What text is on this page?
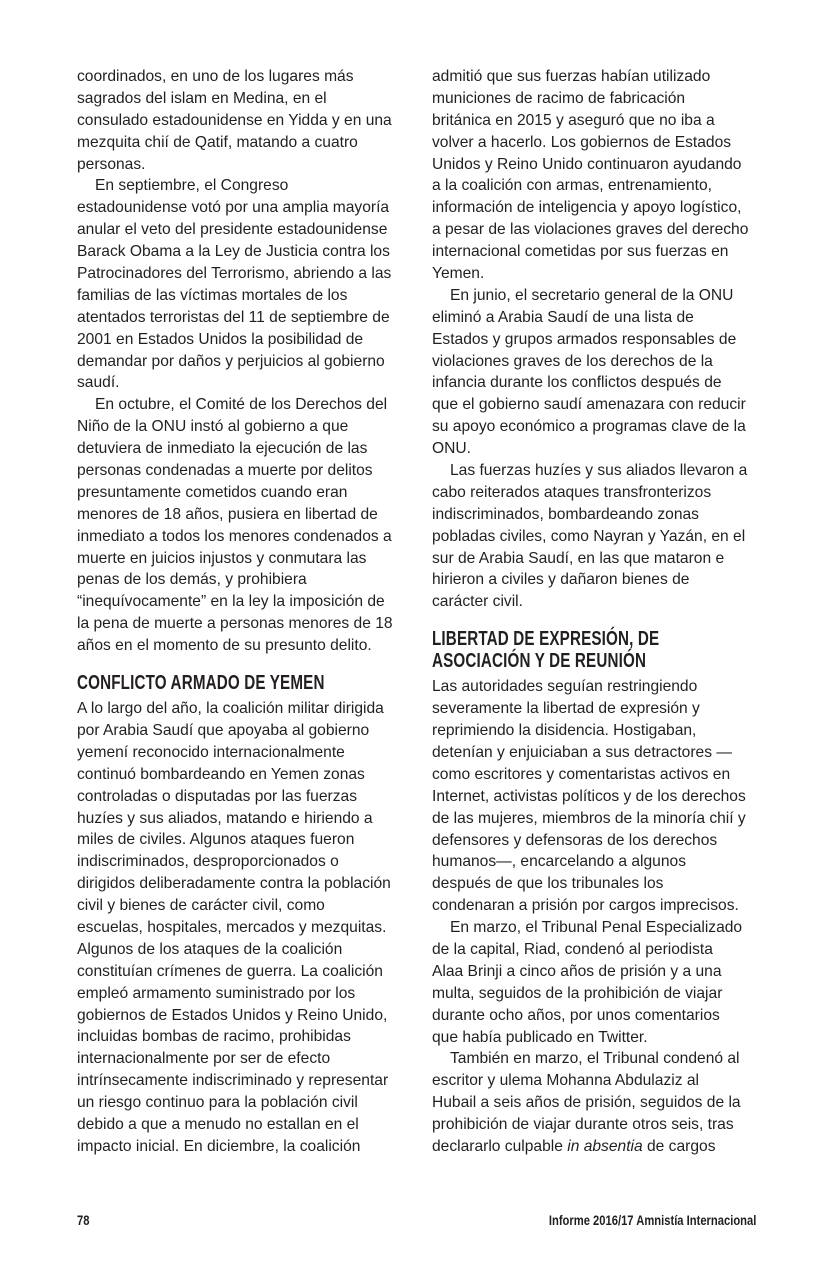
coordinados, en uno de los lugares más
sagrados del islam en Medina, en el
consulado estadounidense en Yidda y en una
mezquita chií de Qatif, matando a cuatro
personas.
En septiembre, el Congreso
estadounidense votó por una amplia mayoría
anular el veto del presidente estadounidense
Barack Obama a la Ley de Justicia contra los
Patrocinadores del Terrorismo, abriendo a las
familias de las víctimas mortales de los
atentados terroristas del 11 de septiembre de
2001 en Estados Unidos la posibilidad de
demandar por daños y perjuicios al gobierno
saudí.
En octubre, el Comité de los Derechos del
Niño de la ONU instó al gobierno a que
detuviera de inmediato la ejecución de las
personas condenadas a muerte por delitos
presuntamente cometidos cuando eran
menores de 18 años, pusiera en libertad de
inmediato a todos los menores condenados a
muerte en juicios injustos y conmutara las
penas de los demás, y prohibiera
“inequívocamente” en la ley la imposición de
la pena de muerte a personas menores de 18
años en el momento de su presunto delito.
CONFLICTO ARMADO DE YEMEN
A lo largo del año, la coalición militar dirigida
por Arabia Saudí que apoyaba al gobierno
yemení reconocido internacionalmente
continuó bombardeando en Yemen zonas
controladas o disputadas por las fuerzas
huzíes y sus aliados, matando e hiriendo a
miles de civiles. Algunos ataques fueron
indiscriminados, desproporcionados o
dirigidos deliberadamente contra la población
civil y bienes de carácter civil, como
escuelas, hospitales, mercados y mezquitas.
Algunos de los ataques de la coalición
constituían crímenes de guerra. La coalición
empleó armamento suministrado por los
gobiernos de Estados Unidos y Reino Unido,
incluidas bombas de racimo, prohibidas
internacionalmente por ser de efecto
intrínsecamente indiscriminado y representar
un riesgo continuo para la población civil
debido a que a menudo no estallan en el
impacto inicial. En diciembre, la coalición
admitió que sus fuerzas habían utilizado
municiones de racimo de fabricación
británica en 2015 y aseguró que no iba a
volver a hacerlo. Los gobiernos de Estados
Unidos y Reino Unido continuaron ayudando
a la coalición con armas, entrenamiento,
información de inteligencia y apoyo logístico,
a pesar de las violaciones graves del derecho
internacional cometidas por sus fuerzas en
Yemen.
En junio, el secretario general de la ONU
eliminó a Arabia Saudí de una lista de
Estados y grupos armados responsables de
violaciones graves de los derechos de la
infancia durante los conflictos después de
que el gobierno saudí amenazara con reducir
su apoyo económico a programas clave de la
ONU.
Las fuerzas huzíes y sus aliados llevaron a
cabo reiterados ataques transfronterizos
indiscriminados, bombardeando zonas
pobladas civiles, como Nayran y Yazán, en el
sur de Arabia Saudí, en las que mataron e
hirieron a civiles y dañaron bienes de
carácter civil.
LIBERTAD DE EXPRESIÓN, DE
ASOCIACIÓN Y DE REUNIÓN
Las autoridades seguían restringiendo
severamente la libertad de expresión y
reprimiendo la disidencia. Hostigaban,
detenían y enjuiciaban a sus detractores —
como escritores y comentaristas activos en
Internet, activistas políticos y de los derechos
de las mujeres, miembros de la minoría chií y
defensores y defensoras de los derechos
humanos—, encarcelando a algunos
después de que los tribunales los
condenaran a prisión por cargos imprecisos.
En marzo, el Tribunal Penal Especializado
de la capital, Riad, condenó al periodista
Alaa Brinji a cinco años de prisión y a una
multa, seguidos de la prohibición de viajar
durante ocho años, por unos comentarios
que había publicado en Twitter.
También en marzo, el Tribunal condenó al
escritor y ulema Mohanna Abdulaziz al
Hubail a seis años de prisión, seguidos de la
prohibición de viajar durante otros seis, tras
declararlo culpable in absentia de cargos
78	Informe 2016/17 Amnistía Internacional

Problem details - Pick out lines containing the word "matando", each one as written.

Right answer -
mezquita chií de Qatif, matando a cuatro
huzíes y sus aliados, matando e hiriendo a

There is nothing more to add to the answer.